───── Records for this exercise

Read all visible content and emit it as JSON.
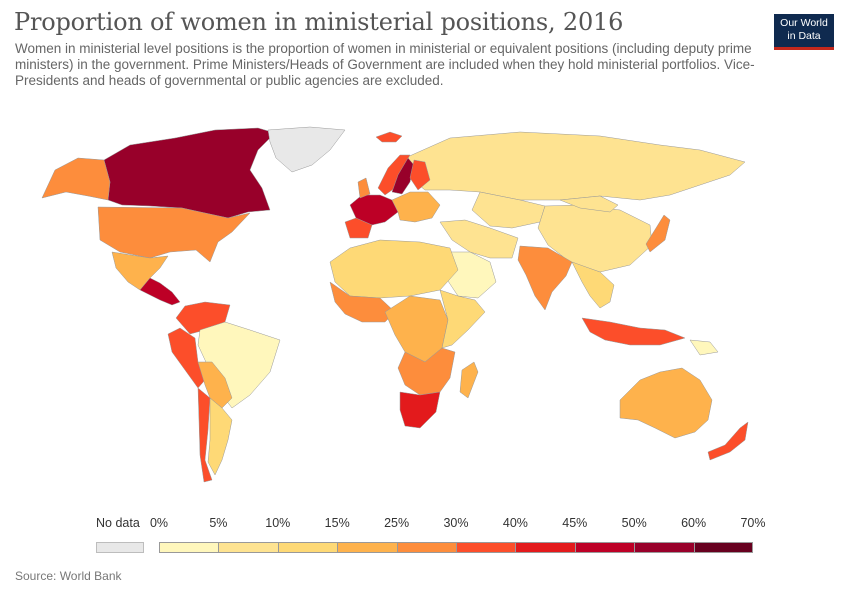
{
  "header": {
    "title": "Proportion of women in ministerial positions, 2016",
    "subtitle": "Women in ministerial level positions is the proportion of women in ministerial or equivalent positions (including deputy prime ministers) in the government. Prime Ministers/Heads of Government are included when they hold ministerial portfolios. Vice-Presidents and heads of governmental or public agencies are excluded.",
    "logo_line1": "Our World",
    "logo_line2": "in Data"
  },
  "colors": {
    "no_data": "#e8e8e8",
    "logo_bg": "#0f2a4f",
    "logo_accent": "#c4281c",
    "bins": [
      "#fff7bc",
      "#fee391",
      "#fed976",
      "#feb24c",
      "#fd8d3c",
      "#fc4e2a",
      "#e31a1c",
      "#bd0026",
      "#98002a",
      "#67001f"
    ]
  },
  "legend": {
    "no_data_label": "No data",
    "ticks": [
      "0%",
      "5%",
      "10%",
      "15%",
      "25%",
      "30%",
      "40%",
      "45%",
      "50%",
      "60%",
      "70%"
    ]
  },
  "map_regions": [
    {
      "name": "canada",
      "bin": 8
    },
    {
      "name": "alaska",
      "bin": 4
    },
    {
      "name": "united-states",
      "bin": 4
    },
    {
      "name": "mexico",
      "bin": 3
    },
    {
      "name": "central-america",
      "bin": 7
    },
    {
      "name": "greenland",
      "bin": -1
    },
    {
      "name": "colombia-venezuela",
      "bin": 5
    },
    {
      "name": "peru-ecuador",
      "bin": 5
    },
    {
      "name": "brazil",
      "bin": 0
    },
    {
      "name": "bolivia-paraguay",
      "bin": 3
    },
    {
      "name": "argentina",
      "bin": 2
    },
    {
      "name": "chile",
      "bin": 5
    },
    {
      "name": "russia",
      "bin": 1
    },
    {
      "name": "norway",
      "bin": 5
    },
    {
      "name": "sweden",
      "bin": 8
    },
    {
      "name": "finland",
      "bin": 5
    },
    {
      "name": "western-europe",
      "bin": 7
    },
    {
      "name": "spain",
      "bin": 5
    },
    {
      "name": "eastern-europe",
      "bin": 3
    },
    {
      "name": "iceland",
      "bin": 5
    },
    {
      "name": "uk-ireland",
      "bin": 4
    },
    {
      "name": "middle-east",
      "bin": 1
    },
    {
      "name": "saudi-arabia",
      "bin": 0
    },
    {
      "name": "central-asia",
      "bin": 1
    },
    {
      "name": "china",
      "bin": 1
    },
    {
      "name": "mongolia",
      "bin": 1
    },
    {
      "name": "india",
      "bin": 4
    },
    {
      "name": "southeast-asia",
      "bin": 2
    },
    {
      "name": "indonesia",
      "bin": 5
    },
    {
      "name": "japan",
      "bin": 4
    },
    {
      "name": "north-africa",
      "bin": 2
    },
    {
      "name": "west-africa",
      "bin": 4
    },
    {
      "name": "central-africa",
      "bin": 3
    },
    {
      "name": "east-africa",
      "bin": 2
    },
    {
      "name": "southern-africa",
      "bin": 4
    },
    {
      "name": "south-africa",
      "bin": 6
    },
    {
      "name": "madagascar",
      "bin": 3
    },
    {
      "name": "australia",
      "bin": 3
    },
    {
      "name": "new-zealand",
      "bin": 5
    },
    {
      "name": "papua-new-guinea",
      "bin": 0
    }
  ],
  "source": "Source: World Bank"
}
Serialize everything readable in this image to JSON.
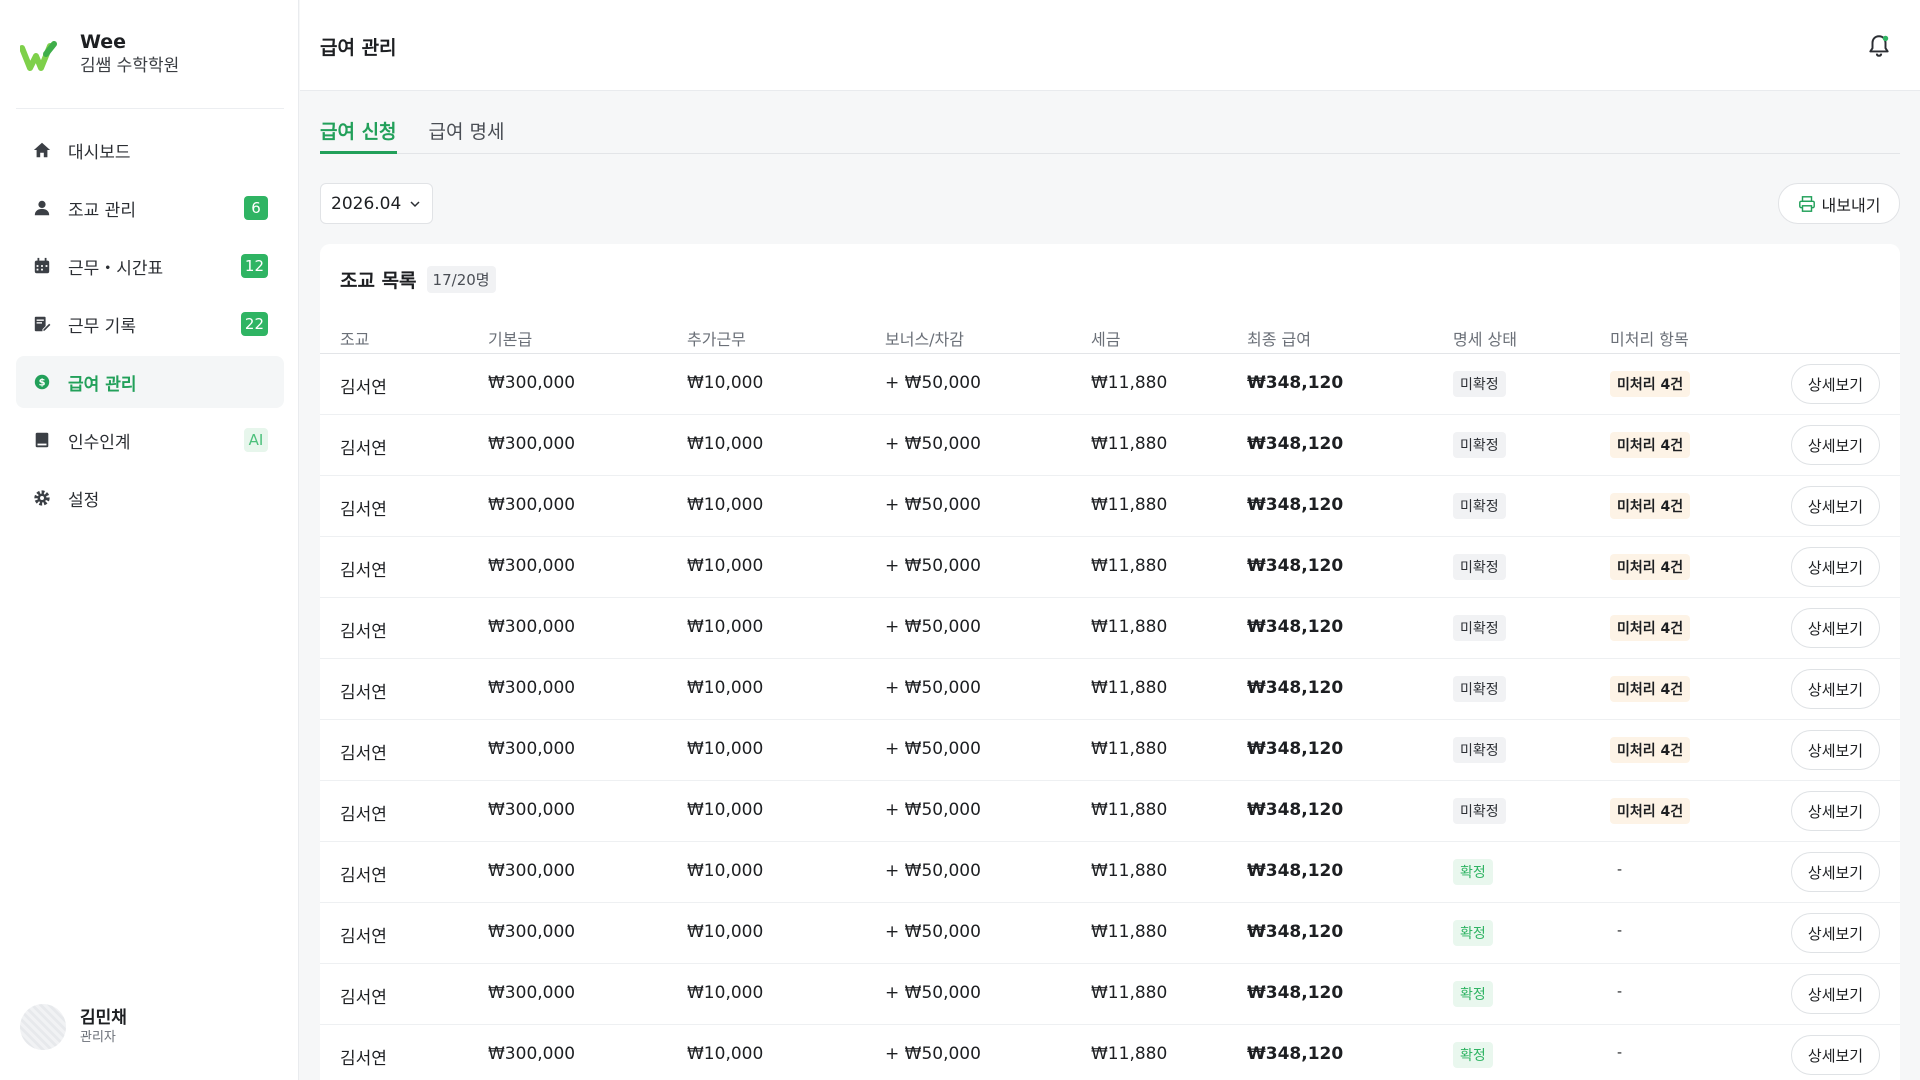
{
  "brand": {
    "name": "Wee",
    "academy": "김쌤 수학학원"
  },
  "sidebar": {
    "items": [
      {
        "id": "dashboard",
        "label": "대시보드",
        "icon": "home-icon",
        "badge": ""
      },
      {
        "id": "assistants",
        "label": "조교 관리",
        "icon": "person-icon",
        "badge": "6"
      },
      {
        "id": "schedule",
        "label": "근무・시간표",
        "icon": "calendar-icon",
        "badge": "12"
      },
      {
        "id": "worklog",
        "label": "근무 기록",
        "icon": "edit-note-icon",
        "badge": "22"
      },
      {
        "id": "payroll",
        "label": "급여 관리",
        "icon": "dollar-icon",
        "badge": "",
        "active": true
      },
      {
        "id": "handover",
        "label": "인수인계",
        "icon": "book-icon",
        "badge": "AI"
      },
      {
        "id": "settings",
        "label": "설정",
        "icon": "gear-icon",
        "badge": ""
      }
    ]
  },
  "user": {
    "name": "김민채",
    "role": "관리자"
  },
  "header": {
    "title": "급여 관리"
  },
  "tabs": [
    {
      "label": "급여 신청",
      "active": true
    },
    {
      "label": "급여 명세",
      "active": false
    }
  ],
  "toolbar": {
    "month": "2026.04",
    "export_label": "내보내기"
  },
  "list": {
    "title": "조교 목록",
    "count": "17/20명",
    "columns": [
      "조교",
      "기본급",
      "추가근무",
      "보너스/차감",
      "세금",
      "최종 급여",
      "명세 상태",
      "미처리 항목"
    ],
    "detail_label": "상세보기",
    "rows": [
      {
        "name": "김서연",
        "base": "₩300,000",
        "overtime": "₩10,000",
        "bonus": "+ ₩50,000",
        "tax": "₩11,880",
        "final": "₩348,120",
        "status": "미확정",
        "status_type": "pending",
        "pending": "미처리 4건"
      },
      {
        "name": "김서연",
        "base": "₩300,000",
        "overtime": "₩10,000",
        "bonus": "+ ₩50,000",
        "tax": "₩11,880",
        "final": "₩348,120",
        "status": "미확정",
        "status_type": "pending",
        "pending": "미처리 4건"
      },
      {
        "name": "김서연",
        "base": "₩300,000",
        "overtime": "₩10,000",
        "bonus": "+ ₩50,000",
        "tax": "₩11,880",
        "final": "₩348,120",
        "status": "미확정",
        "status_type": "pending",
        "pending": "미처리 4건"
      },
      {
        "name": "김서연",
        "base": "₩300,000",
        "overtime": "₩10,000",
        "bonus": "+ ₩50,000",
        "tax": "₩11,880",
        "final": "₩348,120",
        "status": "미확정",
        "status_type": "pending",
        "pending": "미처리 4건"
      },
      {
        "name": "김서연",
        "base": "₩300,000",
        "overtime": "₩10,000",
        "bonus": "+ ₩50,000",
        "tax": "₩11,880",
        "final": "₩348,120",
        "status": "미확정",
        "status_type": "pending",
        "pending": "미처리 4건"
      },
      {
        "name": "김서연",
        "base": "₩300,000",
        "overtime": "₩10,000",
        "bonus": "+ ₩50,000",
        "tax": "₩11,880",
        "final": "₩348,120",
        "status": "미확정",
        "status_type": "pending",
        "pending": "미처리 4건"
      },
      {
        "name": "김서연",
        "base": "₩300,000",
        "overtime": "₩10,000",
        "bonus": "+ ₩50,000",
        "tax": "₩11,880",
        "final": "₩348,120",
        "status": "미확정",
        "status_type": "pending",
        "pending": "미처리 4건"
      },
      {
        "name": "김서연",
        "base": "₩300,000",
        "overtime": "₩10,000",
        "bonus": "+ ₩50,000",
        "tax": "₩11,880",
        "final": "₩348,120",
        "status": "미확정",
        "status_type": "pending",
        "pending": "미처리 4건"
      },
      {
        "name": "김서연",
        "base": "₩300,000",
        "overtime": "₩10,000",
        "bonus": "+ ₩50,000",
        "tax": "₩11,880",
        "final": "₩348,120",
        "status": "확정",
        "status_type": "done",
        "pending": "-"
      },
      {
        "name": "김서연",
        "base": "₩300,000",
        "overtime": "₩10,000",
        "bonus": "+ ₩50,000",
        "tax": "₩11,880",
        "final": "₩348,120",
        "status": "확정",
        "status_type": "done",
        "pending": "-"
      },
      {
        "name": "김서연",
        "base": "₩300,000",
        "overtime": "₩10,000",
        "bonus": "+ ₩50,000",
        "tax": "₩11,880",
        "final": "₩348,120",
        "status": "확정",
        "status_type": "done",
        "pending": "-"
      },
      {
        "name": "김서연",
        "base": "₩300,000",
        "overtime": "₩10,000",
        "bonus": "+ ₩50,000",
        "tax": "₩11,880",
        "final": "₩348,120",
        "status": "확정",
        "status_type": "done",
        "pending": "-"
      }
    ]
  },
  "colors": {
    "accent": "#22a05a",
    "badge": "#2fb463",
    "pending_bg": "#fdf3e6"
  }
}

──────────

■ **Short task**
Identify every line above with the string "JSON" in it. Copy those lines.

■ **Response to the task**
Read all visible content and emit it as JSON.
Serialize everything readable in this image to JSON.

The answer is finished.